#### WHAT IS NEEDED:
List, from the lines below, each one with "filename" in it.
--
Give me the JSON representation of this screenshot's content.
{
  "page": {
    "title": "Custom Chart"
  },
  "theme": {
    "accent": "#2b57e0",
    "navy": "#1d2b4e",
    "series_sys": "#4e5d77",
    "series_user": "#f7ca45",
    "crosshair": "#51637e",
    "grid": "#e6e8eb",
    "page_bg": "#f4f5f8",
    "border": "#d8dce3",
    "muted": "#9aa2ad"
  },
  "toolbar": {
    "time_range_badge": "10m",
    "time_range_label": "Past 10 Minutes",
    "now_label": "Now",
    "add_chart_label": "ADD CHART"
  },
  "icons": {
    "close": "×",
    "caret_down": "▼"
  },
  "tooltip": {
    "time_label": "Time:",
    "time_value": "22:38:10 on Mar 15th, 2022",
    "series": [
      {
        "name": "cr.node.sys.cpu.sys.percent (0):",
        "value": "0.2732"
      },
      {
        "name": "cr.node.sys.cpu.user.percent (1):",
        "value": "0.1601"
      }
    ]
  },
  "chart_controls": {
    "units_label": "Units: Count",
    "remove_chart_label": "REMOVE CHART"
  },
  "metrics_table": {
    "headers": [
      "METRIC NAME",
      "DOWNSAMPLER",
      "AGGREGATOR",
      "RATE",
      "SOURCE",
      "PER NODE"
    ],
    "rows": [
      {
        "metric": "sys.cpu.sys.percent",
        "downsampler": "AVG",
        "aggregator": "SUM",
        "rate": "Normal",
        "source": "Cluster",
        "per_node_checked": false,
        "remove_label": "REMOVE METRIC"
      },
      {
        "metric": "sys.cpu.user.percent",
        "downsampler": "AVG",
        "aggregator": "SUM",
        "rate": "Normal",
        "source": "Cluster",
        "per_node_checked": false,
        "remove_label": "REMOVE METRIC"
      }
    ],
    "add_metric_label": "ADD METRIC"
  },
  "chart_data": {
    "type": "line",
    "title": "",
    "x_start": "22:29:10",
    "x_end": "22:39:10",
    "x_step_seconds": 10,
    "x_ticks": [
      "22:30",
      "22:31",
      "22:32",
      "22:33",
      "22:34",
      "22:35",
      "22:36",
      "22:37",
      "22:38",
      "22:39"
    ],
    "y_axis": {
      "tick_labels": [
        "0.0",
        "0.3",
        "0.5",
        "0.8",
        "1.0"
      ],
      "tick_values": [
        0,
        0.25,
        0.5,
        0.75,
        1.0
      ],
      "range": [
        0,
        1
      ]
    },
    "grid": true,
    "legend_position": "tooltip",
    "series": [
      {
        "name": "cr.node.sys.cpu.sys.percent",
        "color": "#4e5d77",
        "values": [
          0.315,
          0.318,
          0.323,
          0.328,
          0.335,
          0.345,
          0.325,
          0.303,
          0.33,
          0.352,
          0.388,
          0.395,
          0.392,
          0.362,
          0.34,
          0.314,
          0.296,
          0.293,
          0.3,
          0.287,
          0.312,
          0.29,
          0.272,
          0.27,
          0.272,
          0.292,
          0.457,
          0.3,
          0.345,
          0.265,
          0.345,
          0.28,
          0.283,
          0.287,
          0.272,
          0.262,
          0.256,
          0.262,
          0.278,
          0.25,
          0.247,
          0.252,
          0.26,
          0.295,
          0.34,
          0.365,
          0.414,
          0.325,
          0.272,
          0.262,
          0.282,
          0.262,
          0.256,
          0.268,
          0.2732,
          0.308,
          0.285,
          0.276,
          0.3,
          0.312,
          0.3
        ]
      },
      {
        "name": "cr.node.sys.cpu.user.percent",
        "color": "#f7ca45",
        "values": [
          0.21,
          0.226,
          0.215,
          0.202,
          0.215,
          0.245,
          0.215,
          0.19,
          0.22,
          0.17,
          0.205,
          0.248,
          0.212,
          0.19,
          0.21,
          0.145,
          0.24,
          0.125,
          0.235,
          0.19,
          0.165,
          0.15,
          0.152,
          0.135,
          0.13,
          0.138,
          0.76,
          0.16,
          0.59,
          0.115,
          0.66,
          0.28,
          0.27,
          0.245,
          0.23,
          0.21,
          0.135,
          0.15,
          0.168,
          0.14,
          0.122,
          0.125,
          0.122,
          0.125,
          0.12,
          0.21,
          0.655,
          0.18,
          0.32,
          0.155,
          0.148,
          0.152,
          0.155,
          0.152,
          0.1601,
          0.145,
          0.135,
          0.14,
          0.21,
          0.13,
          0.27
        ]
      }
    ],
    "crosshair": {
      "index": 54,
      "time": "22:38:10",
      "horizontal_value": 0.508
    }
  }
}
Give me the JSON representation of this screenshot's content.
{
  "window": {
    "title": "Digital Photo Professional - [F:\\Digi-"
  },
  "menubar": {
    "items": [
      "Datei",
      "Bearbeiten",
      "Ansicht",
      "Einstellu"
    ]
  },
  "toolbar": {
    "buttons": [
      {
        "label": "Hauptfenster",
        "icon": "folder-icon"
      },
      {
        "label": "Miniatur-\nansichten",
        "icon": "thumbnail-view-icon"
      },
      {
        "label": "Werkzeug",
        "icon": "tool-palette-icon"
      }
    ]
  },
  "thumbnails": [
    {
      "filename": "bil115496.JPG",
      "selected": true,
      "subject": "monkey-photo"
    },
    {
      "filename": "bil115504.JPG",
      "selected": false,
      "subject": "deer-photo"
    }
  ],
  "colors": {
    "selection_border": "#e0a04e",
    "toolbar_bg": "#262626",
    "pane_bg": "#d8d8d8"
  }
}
--
#### TASK RESULT:
      "filename": "bil115496.JPG",
      "filename": "bil115504.JPG",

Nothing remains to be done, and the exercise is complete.